(Dataset items)
- - - - -

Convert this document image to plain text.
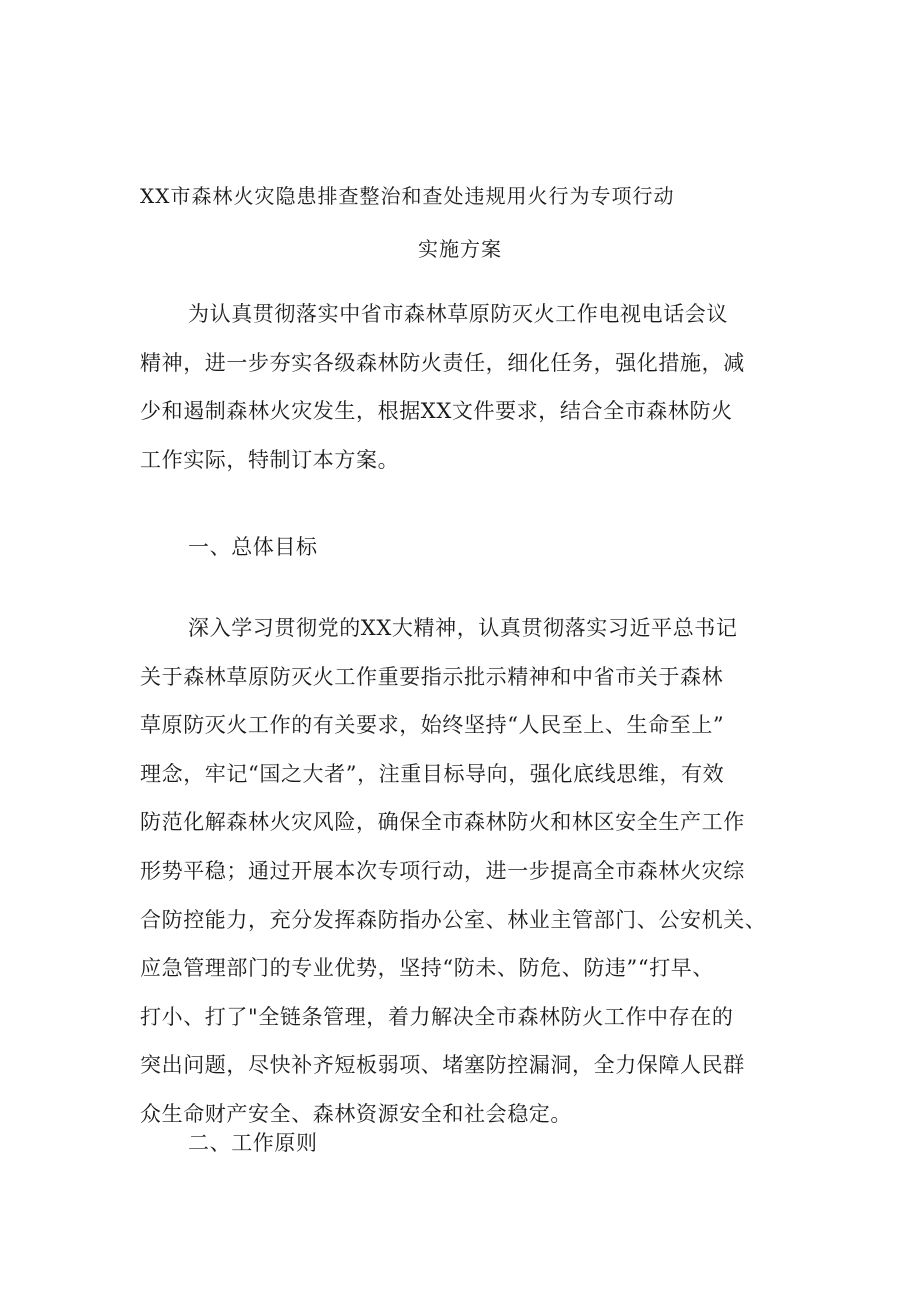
XX市森林火灾隐患排查整治和查处违规用火行为专项行动
实施方案
为认真贯彻落实中省市森林草原防灭火工作电视电话会议
精神，进一步夯实各级森林防火责任，细化任务，强化措施，减
少和遏制森林火灾发生，根据XX文件要求，结合全市森林防火
工作实际，特制订本方案。
一、总体目标
深入学习贯彻党的XX大精神，认真贯彻落实习近平总书记
关于森林草原防灭火工作重要指示批示精神和中省市关于森林
草原防灭火工作的有关要求，始终坚持“人民至上、生命至上”
理念，牢记“国之大者”，注重目标导向，强化底线思维，有效
防范化解森林火灾风险，确保全市森林防火和林区安全生产工作
形势平稳；通过开展本次专项行动，进一步提高全市森林火灾综
合防控能力，充分发挥森防指办公室、林业主管部门、公安机关、
应急管理部门的专业优势，坚持“防未、防危、防违”“打早、
打小、打了"全链条管理，着力解决全市森林防火工作中存在的
突出问题，尽快补齐短板弱项、堵塞防控漏洞，全力保障人民群
众生命财产安全、森林资源安全和社会稳定。
二、工作原则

- - - - -

(EXERCISE TASK)
In your copy of the records, include no pictures; repeat everything else exactly.

(THE SOLUTION)
Convert this document image to plain text.
XX市森林火灾隐患排查整治和查处违规用火行为专项行动
实施方案
为认真贯彻落实中省市森林草原防灭火工作电视电话会议
精神，进一步夯实各级森林防火责任，细化任务，强化措施，减
少和遏制森林火灾发生，根据XX文件要求，结合全市森林防火
工作实际，特制订本方案。
一、总体目标
深入学习贯彻党的XX大精神，认真贯彻落实习近平总书记
关于森林草原防灭火工作重要指示批示精神和中省市关于森林
草原防灭火工作的有关要求，始终坚持“人民至上、生命至上”
理念，牢记“国之大者”，注重目标导向，强化底线思维，有效
防范化解森林火灾风险，确保全市森林防火和林区安全生产工作
形势平稳；通过开展本次专项行动，进一步提高全市森林火灾综
合防控能力，充分发挥森防指办公室、林业主管部门、公安机关、
应急管理部门的专业优势，坚持“防未、防危、防违”“打早、
打小、打了"全链条管理，着力解决全市森林防火工作中存在的
突出问题，尽快补齐短板弱项、堵塞防控漏洞，全力保障人民群
众生命财产安全、森林资源安全和社会稳定。
二、工作原则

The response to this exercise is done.